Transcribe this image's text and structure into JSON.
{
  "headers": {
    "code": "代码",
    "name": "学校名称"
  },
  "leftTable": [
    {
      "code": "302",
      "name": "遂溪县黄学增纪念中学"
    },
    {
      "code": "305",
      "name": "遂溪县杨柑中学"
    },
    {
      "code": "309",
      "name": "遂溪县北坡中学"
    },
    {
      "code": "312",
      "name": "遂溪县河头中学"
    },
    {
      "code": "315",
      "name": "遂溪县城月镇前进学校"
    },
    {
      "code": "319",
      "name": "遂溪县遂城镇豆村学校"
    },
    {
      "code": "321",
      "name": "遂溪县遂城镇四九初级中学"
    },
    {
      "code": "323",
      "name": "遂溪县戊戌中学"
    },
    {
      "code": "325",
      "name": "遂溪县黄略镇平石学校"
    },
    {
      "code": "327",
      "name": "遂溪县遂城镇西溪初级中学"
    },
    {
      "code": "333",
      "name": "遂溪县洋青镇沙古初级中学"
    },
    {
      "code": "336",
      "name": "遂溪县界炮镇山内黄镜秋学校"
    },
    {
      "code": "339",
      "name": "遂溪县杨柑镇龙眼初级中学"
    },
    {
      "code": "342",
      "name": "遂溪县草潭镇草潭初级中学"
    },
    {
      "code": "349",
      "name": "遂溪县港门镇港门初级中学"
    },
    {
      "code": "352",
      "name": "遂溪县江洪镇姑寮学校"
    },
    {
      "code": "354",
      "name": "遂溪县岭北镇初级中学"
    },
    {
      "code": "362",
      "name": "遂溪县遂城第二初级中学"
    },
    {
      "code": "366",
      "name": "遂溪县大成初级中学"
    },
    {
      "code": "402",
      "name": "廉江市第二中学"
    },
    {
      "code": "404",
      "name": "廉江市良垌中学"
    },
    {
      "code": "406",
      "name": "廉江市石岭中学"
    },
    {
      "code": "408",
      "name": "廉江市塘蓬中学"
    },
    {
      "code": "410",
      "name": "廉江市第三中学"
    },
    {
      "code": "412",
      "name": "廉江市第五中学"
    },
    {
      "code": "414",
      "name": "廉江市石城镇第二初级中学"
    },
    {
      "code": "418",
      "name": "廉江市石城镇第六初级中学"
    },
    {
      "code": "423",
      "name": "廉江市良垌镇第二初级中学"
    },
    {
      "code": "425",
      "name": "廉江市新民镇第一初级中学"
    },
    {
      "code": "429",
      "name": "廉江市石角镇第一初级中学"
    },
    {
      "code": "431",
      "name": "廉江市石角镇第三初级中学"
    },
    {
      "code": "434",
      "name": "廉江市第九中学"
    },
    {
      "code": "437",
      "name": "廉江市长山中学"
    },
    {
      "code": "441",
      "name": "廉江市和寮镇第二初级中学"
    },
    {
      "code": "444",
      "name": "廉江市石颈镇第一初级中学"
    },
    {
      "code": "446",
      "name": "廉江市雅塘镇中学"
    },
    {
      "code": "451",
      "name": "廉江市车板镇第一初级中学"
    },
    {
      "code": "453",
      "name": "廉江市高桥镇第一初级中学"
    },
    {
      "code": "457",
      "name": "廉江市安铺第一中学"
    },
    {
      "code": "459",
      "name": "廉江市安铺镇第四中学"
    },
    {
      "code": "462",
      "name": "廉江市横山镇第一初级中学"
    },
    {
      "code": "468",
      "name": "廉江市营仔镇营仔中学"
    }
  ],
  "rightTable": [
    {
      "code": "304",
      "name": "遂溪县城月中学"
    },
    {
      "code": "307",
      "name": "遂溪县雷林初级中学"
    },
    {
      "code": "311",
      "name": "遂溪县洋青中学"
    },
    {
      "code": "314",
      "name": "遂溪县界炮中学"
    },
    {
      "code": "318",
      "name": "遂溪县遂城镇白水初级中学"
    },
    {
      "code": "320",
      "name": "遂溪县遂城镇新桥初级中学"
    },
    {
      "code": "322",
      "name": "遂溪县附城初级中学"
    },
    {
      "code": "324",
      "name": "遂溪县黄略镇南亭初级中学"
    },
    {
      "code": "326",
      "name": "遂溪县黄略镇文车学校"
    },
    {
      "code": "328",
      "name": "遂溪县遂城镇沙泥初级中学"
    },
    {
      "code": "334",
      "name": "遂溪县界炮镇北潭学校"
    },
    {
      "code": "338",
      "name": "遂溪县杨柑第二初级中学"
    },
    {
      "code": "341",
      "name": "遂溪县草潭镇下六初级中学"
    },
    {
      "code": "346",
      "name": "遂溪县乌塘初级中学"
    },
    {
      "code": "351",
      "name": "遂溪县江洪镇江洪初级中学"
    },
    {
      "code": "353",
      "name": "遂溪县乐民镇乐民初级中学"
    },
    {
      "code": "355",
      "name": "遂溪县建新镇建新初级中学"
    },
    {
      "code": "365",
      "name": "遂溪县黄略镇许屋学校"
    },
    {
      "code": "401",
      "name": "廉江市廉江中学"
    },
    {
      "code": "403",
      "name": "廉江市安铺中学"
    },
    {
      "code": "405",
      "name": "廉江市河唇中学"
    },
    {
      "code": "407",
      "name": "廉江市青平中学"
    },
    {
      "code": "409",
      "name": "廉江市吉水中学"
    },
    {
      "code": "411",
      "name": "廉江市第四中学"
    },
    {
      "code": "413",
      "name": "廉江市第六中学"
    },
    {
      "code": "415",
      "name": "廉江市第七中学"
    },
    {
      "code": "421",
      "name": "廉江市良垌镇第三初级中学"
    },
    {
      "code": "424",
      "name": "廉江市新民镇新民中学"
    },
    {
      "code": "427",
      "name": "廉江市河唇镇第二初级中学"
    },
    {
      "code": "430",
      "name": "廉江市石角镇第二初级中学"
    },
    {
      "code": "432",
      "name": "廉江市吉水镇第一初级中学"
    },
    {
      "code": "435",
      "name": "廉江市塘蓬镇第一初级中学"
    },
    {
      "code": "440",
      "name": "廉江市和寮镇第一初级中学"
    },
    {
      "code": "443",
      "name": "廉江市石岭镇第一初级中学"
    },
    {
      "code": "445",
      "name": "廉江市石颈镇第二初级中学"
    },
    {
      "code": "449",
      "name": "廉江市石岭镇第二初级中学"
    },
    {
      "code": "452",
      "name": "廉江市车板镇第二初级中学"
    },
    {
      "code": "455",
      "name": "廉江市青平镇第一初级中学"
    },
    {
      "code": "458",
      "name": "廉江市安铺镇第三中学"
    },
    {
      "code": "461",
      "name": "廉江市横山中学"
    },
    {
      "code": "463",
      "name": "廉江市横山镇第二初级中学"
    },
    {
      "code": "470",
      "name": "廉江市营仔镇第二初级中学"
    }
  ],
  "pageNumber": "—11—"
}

++++

## Work to be completed
Please quote the records above exactly, without skipping a line.

## Reply
Transcribe this image's text and structure into JSON.
{
  "headers": {
    "code": "代码",
    "name": "学校名称"
  },
  "leftTable": [
    {
      "code": "302",
      "name": "遂溪县黄学增纪念中学"
    },
    {
      "code": "305",
      "name": "遂溪县杨柑中学"
    },
    {
      "code": "309",
      "name": "遂溪县北坡中学"
    },
    {
      "code": "312",
      "name": "遂溪县河头中学"
    },
    {
      "code": "315",
      "name": "遂溪县城月镇前进学校"
    },
    {
      "code": "319",
      "name": "遂溪县遂城镇豆村学校"
    },
    {
      "code": "321",
      "name": "遂溪县遂城镇四九初级中学"
    },
    {
      "code": "323",
      "name": "遂溪县戊戌中学"
    },
    {
      "code": "325",
      "name": "遂溪县黄略镇平石学校"
    },
    {
      "code": "327",
      "name": "遂溪县遂城镇西溪初级中学"
    },
    {
      "code": "333",
      "name": "遂溪县洋青镇沙古初级中学"
    },
    {
      "code": "336",
      "name": "遂溪县界炮镇山内黄镜秋学校"
    },
    {
      "code": "339",
      "name": "遂溪县杨柑镇龙眼初级中学"
    },
    {
      "code": "342",
      "name": "遂溪县草潭镇草潭初级中学"
    },
    {
      "code": "349",
      "name": "遂溪县港门镇港门初级中学"
    },
    {
      "code": "352",
      "name": "遂溪县江洪镇姑寮学校"
    },
    {
      "code": "354",
      "name": "遂溪县岭北镇初级中学"
    },
    {
      "code": "362",
      "name": "遂溪县遂城第二初级中学"
    },
    {
      "code": "366",
      "name": "遂溪县大成初级中学"
    },
    {
      "code": "402",
      "name": "廉江市第二中学"
    },
    {
      "code": "404",
      "name": "廉江市良垌中学"
    },
    {
      "code": "406",
      "name": "廉江市石岭中学"
    },
    {
      "code": "408",
      "name": "廉江市塘蓬中学"
    },
    {
      "code": "410",
      "name": "廉江市第三中学"
    },
    {
      "code": "412",
      "name": "廉江市第五中学"
    },
    {
      "code": "414",
      "name": "廉江市石城镇第二初级中学"
    },
    {
      "code": "418",
      "name": "廉江市石城镇第六初级中学"
    },
    {
      "code": "423",
      "name": "廉江市良垌镇第二初级中学"
    },
    {
      "code": "425",
      "name": "廉江市新民镇第一初级中学"
    },
    {
      "code": "429",
      "name": "廉江市石角镇第一初级中学"
    },
    {
      "code": "431",
      "name": "廉江市石角镇第三初级中学"
    },
    {
      "code": "434",
      "name": "廉江市第九中学"
    },
    {
      "code": "437",
      "name": "廉江市长山中学"
    },
    {
      "code": "441",
      "name": "廉江市和寮镇第二初级中学"
    },
    {
      "code": "444",
      "name": "廉江市石颈镇第一初级中学"
    },
    {
      "code": "446",
      "name": "廉江市雅塘镇中学"
    },
    {
      "code": "451",
      "name": "廉江市车板镇第一初级中学"
    },
    {
      "code": "453",
      "name": "廉江市高桥镇第一初级中学"
    },
    {
      "code": "457",
      "name": "廉江市安铺第一中学"
    },
    {
      "code": "459",
      "name": "廉江市安铺镇第四中学"
    },
    {
      "code": "462",
      "name": "廉江市横山镇第一初级中学"
    },
    {
      "code": "468",
      "name": "廉江市营仔镇营仔中学"
    }
  ],
  "rightTable": [
    {
      "code": "304",
      "name": "遂溪县城月中学"
    },
    {
      "code": "307",
      "name": "遂溪县雷林初级中学"
    },
    {
      "code": "311",
      "name": "遂溪县洋青中学"
    },
    {
      "code": "314",
      "name": "遂溪县界炮中学"
    },
    {
      "code": "318",
      "name": "遂溪县遂城镇白水初级中学"
    },
    {
      "code": "320",
      "name": "遂溪县遂城镇新桥初级中学"
    },
    {
      "code": "322",
      "name": "遂溪县附城初级中学"
    },
    {
      "code": "324",
      "name": "遂溪县黄略镇南亭初级中学"
    },
    {
      "code": "326",
      "name": "遂溪县黄略镇文车学校"
    },
    {
      "code": "328",
      "name": "遂溪县遂城镇沙泥初级中学"
    },
    {
      "code": "334",
      "name": "遂溪县界炮镇北潭学校"
    },
    {
      "code": "338",
      "name": "遂溪县杨柑第二初级中学"
    },
    {
      "code": "341",
      "name": "遂溪县草潭镇下六初级中学"
    },
    {
      "code": "346",
      "name": "遂溪县乌塘初级中学"
    },
    {
      "code": "351",
      "name": "遂溪县江洪镇江洪初级中学"
    },
    {
      "code": "353",
      "name": "遂溪县乐民镇乐民初级中学"
    },
    {
      "code": "355",
      "name": "遂溪县建新镇建新初级中学"
    },
    {
      "code": "365",
      "name": "遂溪县黄略镇许屋学校"
    },
    {
      "code": "401",
      "name": "廉江市廉江中学"
    },
    {
      "code": "403",
      "name": "廉江市安铺中学"
    },
    {
      "code": "405",
      "name": "廉江市河唇中学"
    },
    {
      "code": "407",
      "name": "廉江市青平中学"
    },
    {
      "code": "409",
      "name": "廉江市吉水中学"
    },
    {
      "code": "411",
      "name": "廉江市第四中学"
    },
    {
      "code": "413",
      "name": "廉江市第六中学"
    },
    {
      "code": "415",
      "name": "廉江市第七中学"
    },
    {
      "code": "421",
      "name": "廉江市良垌镇第三初级中学"
    },
    {
      "code": "424",
      "name": "廉江市新民镇新民中学"
    },
    {
      "code": "427",
      "name": "廉江市河唇镇第二初级中学"
    },
    {
      "code": "430",
      "name": "廉江市石角镇第二初级中学"
    },
    {
      "code": "432",
      "name": "廉江市吉水镇第一初级中学"
    },
    {
      "code": "435",
      "name": "廉江市塘蓬镇第一初级中学"
    },
    {
      "code": "440",
      "name": "廉江市和寮镇第一初级中学"
    },
    {
      "code": "443",
      "name": "廉江市石岭镇第一初级中学"
    },
    {
      "code": "445",
      "name": "廉江市石颈镇第二初级中学"
    },
    {
      "code": "449",
      "name": "廉江市石岭镇第二初级中学"
    },
    {
      "code": "452",
      "name": "廉江市车板镇第二初级中学"
    },
    {
      "code": "455",
      "name": "廉江市青平镇第一初级中学"
    },
    {
      "code": "458",
      "name": "廉江市安铺镇第三中学"
    },
    {
      "code": "461",
      "name": "廉江市横山中学"
    },
    {
      "code": "463",
      "name": "廉江市横山镇第二初级中学"
    },
    {
      "code": "470",
      "name": "廉江市营仔镇第二初级中学"
    }
  ],
  "pageNumber": "—11—"
}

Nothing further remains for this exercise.